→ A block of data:
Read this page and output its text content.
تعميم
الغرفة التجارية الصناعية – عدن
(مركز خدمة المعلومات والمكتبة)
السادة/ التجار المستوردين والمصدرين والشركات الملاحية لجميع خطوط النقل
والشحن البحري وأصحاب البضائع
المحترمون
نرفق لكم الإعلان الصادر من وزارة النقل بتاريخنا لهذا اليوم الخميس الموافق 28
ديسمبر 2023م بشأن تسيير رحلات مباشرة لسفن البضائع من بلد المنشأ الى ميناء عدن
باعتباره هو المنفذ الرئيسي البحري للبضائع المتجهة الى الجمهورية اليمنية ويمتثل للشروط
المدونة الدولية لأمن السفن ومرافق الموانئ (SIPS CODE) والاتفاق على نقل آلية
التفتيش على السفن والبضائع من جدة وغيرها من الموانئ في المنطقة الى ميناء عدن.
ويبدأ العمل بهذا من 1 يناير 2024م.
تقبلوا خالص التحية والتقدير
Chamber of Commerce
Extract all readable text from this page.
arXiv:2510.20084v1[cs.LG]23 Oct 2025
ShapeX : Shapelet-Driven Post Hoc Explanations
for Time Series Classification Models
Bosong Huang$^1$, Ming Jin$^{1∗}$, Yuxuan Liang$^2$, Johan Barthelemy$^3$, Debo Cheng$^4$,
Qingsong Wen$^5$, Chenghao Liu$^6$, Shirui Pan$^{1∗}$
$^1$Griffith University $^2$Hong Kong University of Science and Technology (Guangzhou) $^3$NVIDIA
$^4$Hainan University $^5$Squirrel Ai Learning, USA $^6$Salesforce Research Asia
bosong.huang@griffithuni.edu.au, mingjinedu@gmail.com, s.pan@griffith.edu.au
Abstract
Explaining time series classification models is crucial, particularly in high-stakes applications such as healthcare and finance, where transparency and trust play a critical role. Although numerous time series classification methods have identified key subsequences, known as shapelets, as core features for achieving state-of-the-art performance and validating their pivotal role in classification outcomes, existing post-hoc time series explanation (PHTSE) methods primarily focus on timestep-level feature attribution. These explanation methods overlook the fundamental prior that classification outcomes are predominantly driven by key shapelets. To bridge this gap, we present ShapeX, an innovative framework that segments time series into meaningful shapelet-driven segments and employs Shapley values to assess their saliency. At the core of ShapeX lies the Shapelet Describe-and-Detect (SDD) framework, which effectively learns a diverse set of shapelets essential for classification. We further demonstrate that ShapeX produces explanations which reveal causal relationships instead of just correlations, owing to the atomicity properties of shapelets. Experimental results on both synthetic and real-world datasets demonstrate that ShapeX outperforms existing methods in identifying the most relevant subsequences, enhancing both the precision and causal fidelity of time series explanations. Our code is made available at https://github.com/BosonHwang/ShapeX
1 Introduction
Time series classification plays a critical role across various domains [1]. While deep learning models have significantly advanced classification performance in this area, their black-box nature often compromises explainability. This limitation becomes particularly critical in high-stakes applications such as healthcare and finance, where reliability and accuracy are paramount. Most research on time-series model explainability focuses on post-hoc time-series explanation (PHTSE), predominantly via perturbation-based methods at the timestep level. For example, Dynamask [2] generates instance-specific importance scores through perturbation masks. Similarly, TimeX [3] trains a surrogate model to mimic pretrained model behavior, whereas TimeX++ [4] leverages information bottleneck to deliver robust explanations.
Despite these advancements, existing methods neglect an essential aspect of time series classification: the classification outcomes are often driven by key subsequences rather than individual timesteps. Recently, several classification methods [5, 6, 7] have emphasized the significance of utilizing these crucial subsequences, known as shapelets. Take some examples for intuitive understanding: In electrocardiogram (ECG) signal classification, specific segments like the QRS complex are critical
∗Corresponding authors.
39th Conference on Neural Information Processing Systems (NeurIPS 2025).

→ Aim:
Copy out the whole listing, exactly as written.

→ Result for this exercise:
Read this page and output its text content.
تعميم
الغرفة التجارية الصناعية – عدن
(مركز خدمة المعلومات والمكتبة)
السادة/ التجار المستوردين والمصدرين والشركات الملاحية لجميع خطوط النقل
والشحن البحري وأصحاب البضائع
المحترمون
نرفق لكم الإعلان الصادر من وزارة النقل بتاريخنا لهذا اليوم الخميس الموافق 28
ديسمبر 2023م بشأن تسيير رحلات مباشرة لسفن البضائع من بلد المنشأ الى ميناء عدن
باعتباره هو المنفذ الرئيسي البحري للبضائع المتجهة الى الجمهورية اليمنية ويمتثل للشروط
المدونة الدولية لأمن السفن ومرافق الموانئ (SIPS CODE) والاتفاق على نقل آلية
التفتيش على السفن والبضائع من جدة وغيرها من الموانئ في المنطقة الى ميناء عدن.
ويبدأ العمل بهذا من 1 يناير 2024م.
تقبلوا خالص التحية والتقدير
Chamber of Commerce
Extract all readable text from this page.
arXiv:2510.20084v1[cs.LG]23 Oct 2025
ShapeX : Shapelet-Driven Post Hoc Explanations
for Time Series Classification Models
Bosong Huang$^1$, Ming Jin$^{1∗}$, Yuxuan Liang$^2$, Johan Barthelemy$^3$, Debo Cheng$^4$,
Qingsong Wen$^5$, Chenghao Liu$^6$, Shirui Pan$^{1∗}$
$^1$Griffith University $^2$Hong Kong University of Science and Technology (Guangzhou) $^3$NVIDIA
$^4$Hainan University $^5$Squirrel Ai Learning, USA $^6$Salesforce Research Asia
bosong.huang@griffithuni.edu.au, mingjinedu@gmail.com, s.pan@griffith.edu.au
Abstract
Explaining time series classification models is crucial, particularly in high-stakes applications such as healthcare and finance, where transparency and trust play a critical role. Although numerous time series classification methods have identified key subsequences, known as shapelets, as core features for achieving state-of-the-art performance and validating their pivotal role in classification outcomes, existing post-hoc time series explanation (PHTSE) methods primarily focus on timestep-level feature attribution. These explanation methods overlook the fundamental prior that classification outcomes are predominantly driven by key shapelets. To bridge this gap, we present ShapeX, an innovative framework that segments time series into meaningful shapelet-driven segments and employs Shapley values to assess their saliency. At the core of ShapeX lies the Shapelet Describe-and-Detect (SDD) framework, which effectively learns a diverse set of shapelets essential for classification. We further demonstrate that ShapeX produces explanations which reveal causal relationships instead of just correlations, owing to the atomicity properties of shapelets. Experimental results on both synthetic and real-world datasets demonstrate that ShapeX outperforms existing methods in identifying the most relevant subsequences, enhancing both the precision and causal fidelity of time series explanations. Our code is made available at https://github.com/BosonHwang/ShapeX
1 Introduction
Time series classification plays a critical role across various domains [1]. While deep learning models have significantly advanced classification performance in this area, their black-box nature often compromises explainability. This limitation becomes particularly critical in high-stakes applications such as healthcare and finance, where reliability and accuracy are paramount. Most research on time-series model explainability focuses on post-hoc time-series explanation (PHTSE), predominantly via perturbation-based methods at the timestep level. For example, Dynamask [2] generates instance-specific importance scores through perturbation masks. Similarly, TimeX [3] trains a surrogate model to mimic pretrained model behavior, whereas TimeX++ [4] leverages information bottleneck to deliver robust explanations.
Despite these advancements, existing methods neglect an essential aspect of time series classification: the classification outcomes are often driven by key subsequences rather than individual timesteps. Recently, several classification methods [5, 6, 7] have emphasized the significance of utilizing these crucial subsequences, known as shapelets. Take some examples for intuitive understanding: In electrocardiogram (ECG) signal classification, specific segments like the QRS complex are critical
∗Corresponding authors.
39th Conference on Neural Information Processing Systems (NeurIPS 2025).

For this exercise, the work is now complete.